_Given data_.

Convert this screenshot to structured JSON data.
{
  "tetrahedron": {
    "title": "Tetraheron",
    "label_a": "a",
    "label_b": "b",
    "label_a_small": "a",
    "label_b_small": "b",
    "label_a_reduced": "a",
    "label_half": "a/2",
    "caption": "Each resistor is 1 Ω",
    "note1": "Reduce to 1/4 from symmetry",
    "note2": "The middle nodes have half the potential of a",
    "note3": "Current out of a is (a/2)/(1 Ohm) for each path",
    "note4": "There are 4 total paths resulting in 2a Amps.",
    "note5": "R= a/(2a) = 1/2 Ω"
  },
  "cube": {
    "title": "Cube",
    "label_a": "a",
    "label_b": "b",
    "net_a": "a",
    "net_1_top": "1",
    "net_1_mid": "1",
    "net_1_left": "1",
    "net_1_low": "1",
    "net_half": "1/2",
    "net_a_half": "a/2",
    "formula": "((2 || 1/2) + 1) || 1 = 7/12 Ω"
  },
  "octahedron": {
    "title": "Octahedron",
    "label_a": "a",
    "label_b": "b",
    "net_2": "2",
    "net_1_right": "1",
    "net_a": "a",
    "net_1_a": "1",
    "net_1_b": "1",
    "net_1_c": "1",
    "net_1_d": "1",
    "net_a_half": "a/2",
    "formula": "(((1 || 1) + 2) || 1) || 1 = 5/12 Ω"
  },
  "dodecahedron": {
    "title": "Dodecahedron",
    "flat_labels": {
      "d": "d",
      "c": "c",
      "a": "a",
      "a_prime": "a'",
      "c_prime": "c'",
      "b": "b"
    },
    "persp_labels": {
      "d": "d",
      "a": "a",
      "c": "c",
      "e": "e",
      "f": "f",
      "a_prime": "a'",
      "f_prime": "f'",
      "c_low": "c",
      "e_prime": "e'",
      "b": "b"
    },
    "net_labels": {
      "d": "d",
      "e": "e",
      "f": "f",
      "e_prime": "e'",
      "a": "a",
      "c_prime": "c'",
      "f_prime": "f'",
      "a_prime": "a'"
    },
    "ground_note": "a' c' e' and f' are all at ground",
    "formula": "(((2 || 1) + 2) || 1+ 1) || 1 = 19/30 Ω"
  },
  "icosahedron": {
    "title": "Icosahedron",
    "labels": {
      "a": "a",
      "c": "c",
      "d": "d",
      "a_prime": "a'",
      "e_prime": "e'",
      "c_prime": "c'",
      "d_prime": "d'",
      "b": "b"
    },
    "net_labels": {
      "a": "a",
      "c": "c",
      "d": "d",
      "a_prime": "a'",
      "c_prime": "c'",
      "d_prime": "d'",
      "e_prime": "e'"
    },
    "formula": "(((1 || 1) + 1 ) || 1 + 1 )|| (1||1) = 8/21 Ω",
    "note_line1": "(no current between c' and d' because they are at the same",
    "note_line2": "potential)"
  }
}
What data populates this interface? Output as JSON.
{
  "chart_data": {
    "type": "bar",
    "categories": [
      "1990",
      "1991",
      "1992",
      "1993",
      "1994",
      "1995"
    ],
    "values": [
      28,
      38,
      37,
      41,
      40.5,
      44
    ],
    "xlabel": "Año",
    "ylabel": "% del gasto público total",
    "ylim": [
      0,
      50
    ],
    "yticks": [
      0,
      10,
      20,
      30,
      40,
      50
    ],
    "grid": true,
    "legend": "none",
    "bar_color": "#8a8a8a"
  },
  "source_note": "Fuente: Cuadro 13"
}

_Exercise_.
Give exactly the lines from the one with "What data populates" to the end of the entries, nothing before them.

_Solution below_.
What data populates this interface? Output as JSON.
{
  "chart_data": {
    "type": "bar",
    "categories": [
      "1990",
      "1991",
      "1992",
      "1993",
      "1994",
      "1995"
    ],
    "values": [
      28,
      38,
      37,
      41,
      40.5,
      44
    ],
    "xlabel": "Año",
    "ylabel": "% del gasto público total",
    "ylim": [
      0,
      50
    ],
    "yticks": [
      0,
      10,
      20,
      30,
      40,
      50
    ],
    "grid": true,
    "legend": "none",
    "bar_color": "#8a8a8a"
  },
  "source_note": "Fuente: Cuadro 13"
}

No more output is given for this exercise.